[TASK DETAILS]: Repeat the rows from the start through the line with "comment-meta: 2h 2", swapping every "interactable" for "clickable" and leaving everything else unchanged.

[SUPPLIED DATA]:
★ ★ ★ ★

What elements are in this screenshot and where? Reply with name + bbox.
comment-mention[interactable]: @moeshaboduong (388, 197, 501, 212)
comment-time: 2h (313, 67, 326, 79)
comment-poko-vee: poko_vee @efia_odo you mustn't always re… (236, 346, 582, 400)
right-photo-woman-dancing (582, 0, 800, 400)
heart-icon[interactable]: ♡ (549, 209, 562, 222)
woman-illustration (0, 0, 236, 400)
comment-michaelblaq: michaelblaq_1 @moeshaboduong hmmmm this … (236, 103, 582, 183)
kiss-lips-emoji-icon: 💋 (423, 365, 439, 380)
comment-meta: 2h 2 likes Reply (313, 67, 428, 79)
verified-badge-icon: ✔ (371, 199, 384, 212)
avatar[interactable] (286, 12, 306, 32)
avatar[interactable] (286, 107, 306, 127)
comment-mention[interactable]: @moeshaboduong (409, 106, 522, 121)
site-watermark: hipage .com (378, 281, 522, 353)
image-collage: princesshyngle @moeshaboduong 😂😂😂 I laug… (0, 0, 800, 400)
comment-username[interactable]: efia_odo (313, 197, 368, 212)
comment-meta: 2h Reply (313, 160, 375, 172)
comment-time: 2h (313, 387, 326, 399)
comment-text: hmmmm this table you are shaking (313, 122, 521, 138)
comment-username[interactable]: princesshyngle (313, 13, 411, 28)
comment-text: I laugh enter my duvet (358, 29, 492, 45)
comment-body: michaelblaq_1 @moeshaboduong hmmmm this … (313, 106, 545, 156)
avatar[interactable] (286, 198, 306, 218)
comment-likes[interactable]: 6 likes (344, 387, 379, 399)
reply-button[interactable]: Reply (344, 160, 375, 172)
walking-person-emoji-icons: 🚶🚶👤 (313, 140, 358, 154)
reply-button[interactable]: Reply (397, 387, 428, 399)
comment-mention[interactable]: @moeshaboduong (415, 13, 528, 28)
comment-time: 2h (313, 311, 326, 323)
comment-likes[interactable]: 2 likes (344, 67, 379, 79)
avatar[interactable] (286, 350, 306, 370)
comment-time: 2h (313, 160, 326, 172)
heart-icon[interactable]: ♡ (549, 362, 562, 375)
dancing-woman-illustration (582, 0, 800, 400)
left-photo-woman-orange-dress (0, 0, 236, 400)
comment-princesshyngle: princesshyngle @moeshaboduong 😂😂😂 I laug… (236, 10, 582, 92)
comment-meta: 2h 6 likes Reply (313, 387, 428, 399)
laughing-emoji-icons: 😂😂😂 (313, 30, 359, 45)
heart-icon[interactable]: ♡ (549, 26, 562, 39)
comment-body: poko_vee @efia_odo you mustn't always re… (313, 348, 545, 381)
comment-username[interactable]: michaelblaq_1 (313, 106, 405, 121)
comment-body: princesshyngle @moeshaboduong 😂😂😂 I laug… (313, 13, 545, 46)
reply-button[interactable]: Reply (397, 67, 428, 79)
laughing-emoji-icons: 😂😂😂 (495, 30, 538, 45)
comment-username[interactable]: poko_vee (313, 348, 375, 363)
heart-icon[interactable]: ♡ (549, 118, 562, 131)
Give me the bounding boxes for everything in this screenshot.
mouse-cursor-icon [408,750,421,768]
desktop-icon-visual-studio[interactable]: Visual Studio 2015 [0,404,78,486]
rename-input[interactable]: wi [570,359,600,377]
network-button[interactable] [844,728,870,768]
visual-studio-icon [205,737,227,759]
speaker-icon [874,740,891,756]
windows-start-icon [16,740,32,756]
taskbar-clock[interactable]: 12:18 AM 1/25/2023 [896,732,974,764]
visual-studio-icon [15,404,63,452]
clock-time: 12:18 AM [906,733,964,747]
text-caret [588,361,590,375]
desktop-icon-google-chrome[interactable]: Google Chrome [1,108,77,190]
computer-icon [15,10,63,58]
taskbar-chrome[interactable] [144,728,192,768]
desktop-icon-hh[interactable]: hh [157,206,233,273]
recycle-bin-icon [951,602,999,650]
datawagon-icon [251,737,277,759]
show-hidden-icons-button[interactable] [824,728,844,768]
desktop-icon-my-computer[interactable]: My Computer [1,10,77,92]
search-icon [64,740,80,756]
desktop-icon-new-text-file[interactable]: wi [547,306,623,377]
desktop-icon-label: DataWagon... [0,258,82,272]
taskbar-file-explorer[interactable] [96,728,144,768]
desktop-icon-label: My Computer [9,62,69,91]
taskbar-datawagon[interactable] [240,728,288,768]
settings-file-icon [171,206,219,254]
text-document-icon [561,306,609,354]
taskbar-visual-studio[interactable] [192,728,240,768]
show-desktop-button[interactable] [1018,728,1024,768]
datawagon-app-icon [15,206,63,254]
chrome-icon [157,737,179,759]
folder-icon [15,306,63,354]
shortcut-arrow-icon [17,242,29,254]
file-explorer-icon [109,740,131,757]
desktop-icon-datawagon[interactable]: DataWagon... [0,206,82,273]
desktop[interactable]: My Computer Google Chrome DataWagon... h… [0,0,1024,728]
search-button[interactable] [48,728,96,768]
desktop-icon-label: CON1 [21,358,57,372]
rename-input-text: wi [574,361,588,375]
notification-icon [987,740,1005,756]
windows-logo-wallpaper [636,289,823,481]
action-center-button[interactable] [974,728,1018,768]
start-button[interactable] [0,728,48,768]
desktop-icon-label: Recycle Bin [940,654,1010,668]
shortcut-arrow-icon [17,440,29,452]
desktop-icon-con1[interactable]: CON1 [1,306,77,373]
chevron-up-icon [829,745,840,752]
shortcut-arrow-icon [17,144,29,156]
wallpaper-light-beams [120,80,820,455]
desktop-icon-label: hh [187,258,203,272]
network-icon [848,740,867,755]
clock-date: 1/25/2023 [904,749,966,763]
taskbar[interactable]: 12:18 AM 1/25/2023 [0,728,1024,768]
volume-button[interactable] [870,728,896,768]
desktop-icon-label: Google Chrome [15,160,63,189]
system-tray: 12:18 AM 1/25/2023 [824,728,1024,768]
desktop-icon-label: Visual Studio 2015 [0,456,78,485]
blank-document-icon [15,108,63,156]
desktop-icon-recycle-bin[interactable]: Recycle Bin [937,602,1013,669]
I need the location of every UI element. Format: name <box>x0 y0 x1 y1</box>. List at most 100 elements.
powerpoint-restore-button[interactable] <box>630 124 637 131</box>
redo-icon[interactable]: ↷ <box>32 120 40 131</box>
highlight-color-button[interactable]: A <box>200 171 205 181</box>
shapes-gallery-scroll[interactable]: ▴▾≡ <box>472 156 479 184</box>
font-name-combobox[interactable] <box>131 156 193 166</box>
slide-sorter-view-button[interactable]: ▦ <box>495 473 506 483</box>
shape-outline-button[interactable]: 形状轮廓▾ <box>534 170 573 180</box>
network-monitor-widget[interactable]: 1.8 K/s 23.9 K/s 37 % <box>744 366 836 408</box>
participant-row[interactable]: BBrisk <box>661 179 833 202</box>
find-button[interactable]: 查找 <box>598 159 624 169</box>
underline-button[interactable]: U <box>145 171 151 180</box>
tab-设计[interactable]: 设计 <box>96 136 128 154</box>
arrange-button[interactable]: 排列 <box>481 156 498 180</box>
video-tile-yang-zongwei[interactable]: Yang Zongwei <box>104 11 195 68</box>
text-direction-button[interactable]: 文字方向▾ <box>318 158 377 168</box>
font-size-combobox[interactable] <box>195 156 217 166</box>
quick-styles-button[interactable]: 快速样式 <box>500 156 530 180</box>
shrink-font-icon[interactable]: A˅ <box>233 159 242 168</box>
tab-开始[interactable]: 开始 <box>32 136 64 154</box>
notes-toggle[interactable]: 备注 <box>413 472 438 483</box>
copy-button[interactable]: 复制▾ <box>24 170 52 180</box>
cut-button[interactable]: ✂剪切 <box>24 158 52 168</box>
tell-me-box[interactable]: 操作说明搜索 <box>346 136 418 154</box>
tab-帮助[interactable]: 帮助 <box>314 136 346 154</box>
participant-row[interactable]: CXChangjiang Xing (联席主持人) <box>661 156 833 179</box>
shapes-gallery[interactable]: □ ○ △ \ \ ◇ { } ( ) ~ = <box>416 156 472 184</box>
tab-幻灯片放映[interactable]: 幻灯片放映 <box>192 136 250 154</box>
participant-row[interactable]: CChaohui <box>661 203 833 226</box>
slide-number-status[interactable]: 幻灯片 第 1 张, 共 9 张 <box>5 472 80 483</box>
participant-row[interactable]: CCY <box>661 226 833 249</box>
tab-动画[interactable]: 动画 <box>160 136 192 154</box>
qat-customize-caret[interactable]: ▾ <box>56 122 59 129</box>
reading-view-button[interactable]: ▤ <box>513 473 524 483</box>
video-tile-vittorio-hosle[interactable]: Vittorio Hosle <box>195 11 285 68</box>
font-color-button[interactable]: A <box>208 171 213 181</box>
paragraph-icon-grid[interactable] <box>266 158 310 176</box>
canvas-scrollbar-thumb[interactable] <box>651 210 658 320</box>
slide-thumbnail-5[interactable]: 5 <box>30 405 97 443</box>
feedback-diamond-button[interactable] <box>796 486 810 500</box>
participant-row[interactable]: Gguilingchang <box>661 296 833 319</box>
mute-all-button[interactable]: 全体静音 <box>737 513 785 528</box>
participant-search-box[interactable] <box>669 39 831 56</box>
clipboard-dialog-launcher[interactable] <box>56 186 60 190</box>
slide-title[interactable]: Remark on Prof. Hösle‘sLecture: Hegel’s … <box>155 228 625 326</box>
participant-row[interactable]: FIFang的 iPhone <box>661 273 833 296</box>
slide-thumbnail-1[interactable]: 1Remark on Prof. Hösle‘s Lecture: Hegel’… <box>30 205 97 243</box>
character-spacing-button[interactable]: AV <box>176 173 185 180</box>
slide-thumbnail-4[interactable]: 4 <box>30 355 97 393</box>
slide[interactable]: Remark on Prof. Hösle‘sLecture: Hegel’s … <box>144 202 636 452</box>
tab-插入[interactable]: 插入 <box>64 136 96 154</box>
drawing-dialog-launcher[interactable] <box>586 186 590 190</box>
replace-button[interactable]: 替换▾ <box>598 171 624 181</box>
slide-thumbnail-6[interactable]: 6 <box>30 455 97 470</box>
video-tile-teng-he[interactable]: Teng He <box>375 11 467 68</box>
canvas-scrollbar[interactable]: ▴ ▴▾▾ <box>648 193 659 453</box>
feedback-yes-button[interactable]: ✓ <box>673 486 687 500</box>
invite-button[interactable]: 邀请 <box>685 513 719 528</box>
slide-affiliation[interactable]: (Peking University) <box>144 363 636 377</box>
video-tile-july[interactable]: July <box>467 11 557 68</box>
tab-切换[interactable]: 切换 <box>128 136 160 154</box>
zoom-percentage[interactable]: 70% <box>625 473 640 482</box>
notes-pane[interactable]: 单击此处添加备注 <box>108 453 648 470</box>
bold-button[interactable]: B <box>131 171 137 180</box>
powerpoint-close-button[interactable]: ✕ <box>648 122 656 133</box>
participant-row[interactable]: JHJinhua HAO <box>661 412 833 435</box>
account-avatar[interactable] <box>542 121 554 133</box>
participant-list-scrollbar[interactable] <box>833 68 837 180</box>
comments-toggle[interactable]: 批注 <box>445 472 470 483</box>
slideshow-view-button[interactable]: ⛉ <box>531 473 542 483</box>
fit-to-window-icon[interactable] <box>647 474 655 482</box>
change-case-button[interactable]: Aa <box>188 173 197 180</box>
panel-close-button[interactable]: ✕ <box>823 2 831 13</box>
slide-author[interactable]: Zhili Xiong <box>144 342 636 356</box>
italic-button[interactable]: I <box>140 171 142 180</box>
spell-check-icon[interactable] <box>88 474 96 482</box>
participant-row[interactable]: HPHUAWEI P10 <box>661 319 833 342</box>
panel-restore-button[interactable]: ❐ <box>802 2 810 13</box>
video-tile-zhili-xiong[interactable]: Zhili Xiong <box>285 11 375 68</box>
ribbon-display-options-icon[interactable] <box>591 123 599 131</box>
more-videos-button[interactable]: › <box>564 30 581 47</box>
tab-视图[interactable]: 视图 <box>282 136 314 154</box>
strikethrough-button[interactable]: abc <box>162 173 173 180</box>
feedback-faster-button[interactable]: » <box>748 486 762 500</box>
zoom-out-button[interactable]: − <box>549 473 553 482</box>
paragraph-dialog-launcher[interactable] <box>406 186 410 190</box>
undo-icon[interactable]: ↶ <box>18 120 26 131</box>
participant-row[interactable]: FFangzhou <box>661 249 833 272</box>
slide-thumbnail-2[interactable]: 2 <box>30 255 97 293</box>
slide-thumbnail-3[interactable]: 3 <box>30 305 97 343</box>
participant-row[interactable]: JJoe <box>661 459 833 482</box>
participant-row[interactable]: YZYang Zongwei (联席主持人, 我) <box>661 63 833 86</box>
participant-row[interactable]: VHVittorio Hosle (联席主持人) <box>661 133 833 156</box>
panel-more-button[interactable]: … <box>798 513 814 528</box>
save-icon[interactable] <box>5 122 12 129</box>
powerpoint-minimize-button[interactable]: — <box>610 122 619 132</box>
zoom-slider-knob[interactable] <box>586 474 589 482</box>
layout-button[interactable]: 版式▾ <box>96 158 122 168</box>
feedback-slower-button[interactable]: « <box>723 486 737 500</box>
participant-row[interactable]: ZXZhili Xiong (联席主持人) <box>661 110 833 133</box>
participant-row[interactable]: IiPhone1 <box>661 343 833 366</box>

★ ★ ★ ★

[RESULT OF THE TASK]:
What elements are in this screenshot and where? Reply with name + bbox.
comment-mention[clickable]: @moeshaboduong (388, 197, 501, 212)
comment-time: 2h (313, 67, 326, 79)
comment-poko-vee: poko_vee @efia_odo you mustn't always re… (236, 346, 582, 400)
right-photo-woman-dancing (582, 0, 800, 400)
heart-icon[clickable]: ♡ (549, 209, 562, 222)
woman-illustration (0, 0, 236, 400)
comment-michaelblaq: michaelblaq_1 @moeshaboduong hmmmm this … (236, 103, 582, 183)
kiss-lips-emoji-icon: 💋 (423, 365, 439, 380)
comment-meta: 2h 2 likes Reply (313, 67, 428, 79)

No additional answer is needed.